Work to do:
Reproduce all the material exactly, minus any pictures it holds.
※
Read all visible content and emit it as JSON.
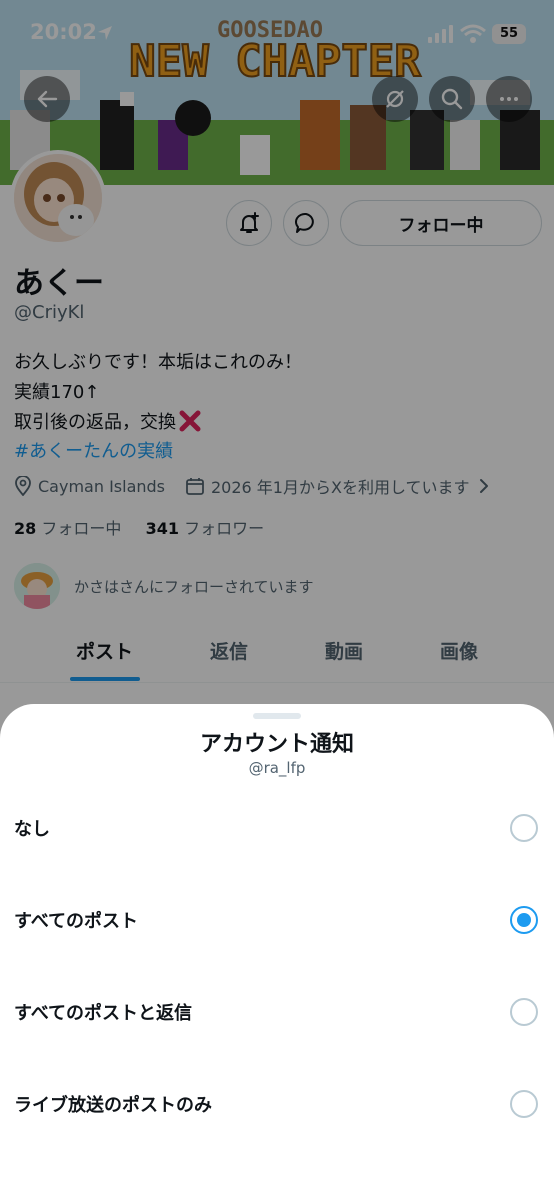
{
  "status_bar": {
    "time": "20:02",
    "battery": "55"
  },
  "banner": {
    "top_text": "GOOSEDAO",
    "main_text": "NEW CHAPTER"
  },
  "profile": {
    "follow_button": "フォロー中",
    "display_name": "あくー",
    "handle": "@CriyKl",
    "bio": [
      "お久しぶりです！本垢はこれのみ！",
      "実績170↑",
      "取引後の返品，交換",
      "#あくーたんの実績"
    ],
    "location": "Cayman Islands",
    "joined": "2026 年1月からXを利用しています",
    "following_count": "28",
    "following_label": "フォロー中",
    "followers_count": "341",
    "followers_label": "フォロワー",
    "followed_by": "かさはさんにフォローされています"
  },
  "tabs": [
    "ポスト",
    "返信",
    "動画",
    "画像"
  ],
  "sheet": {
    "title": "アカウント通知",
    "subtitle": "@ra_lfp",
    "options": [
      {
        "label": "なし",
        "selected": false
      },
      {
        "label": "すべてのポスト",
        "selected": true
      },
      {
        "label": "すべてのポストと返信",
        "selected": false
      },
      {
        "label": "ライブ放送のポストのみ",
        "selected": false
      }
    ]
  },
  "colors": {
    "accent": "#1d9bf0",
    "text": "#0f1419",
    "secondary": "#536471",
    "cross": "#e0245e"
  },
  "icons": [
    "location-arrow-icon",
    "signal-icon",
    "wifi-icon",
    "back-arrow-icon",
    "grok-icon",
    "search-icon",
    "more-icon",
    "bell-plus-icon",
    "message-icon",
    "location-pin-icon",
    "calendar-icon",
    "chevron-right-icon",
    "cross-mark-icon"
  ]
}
※
Response:
Read all visible content and emit it as JSON.
{
  "status_bar": {
    "time": "20:02",
    "battery": "55"
  },
  "banner": {
    "top_text": "GOOSEDAO",
    "main_text": "NEW CHAPTER"
  },
  "profile": {
    "follow_button": "フォロー中",
    "display_name": "あくー",
    "handle": "@CriyKl",
    "bio": [
      "お久しぶりです！本垢はこれのみ！",
      "実績170↑",
      "取引後の返品，交換",
      "#あくーたんの実績"
    ],
    "location": "Cayman Islands",
    "joined": "2026 年1月からXを利用しています",
    "following_count": "28",
    "following_label": "フォロー中",
    "followers_count": "341",
    "followers_label": "フォロワー",
    "followed_by": "かさはさんにフォローされています"
  },
  "tabs": [
    "ポスト",
    "返信",
    "動画",
    "画像"
  ],
  "sheet": {
    "title": "アカウント通知",
    "subtitle": "@ra_lfp",
    "options": [
      {
        "label": "なし",
        "selected": false
      },
      {
        "label": "すべてのポスト",
        "selected": true
      },
      {
        "label": "すべてのポストと返信",
        "selected": false
      },
      {
        "label": "ライブ放送のポストのみ",
        "selected": false
      }
    ]
  },
  "colors": {
    "accent": "#1d9bf0",
    "text": "#0f1419",
    "secondary": "#536471",
    "cross": "#e0245e"
  },
  "icons": [
    "location-arrow-icon",
    "signal-icon",
    "wifi-icon",
    "back-arrow-icon",
    "grok-icon",
    "search-icon",
    "more-icon",
    "bell-plus-icon",
    "message-icon",
    "location-pin-icon",
    "calendar-icon",
    "chevron-right-icon",
    "cross-mark-icon"
  ]
}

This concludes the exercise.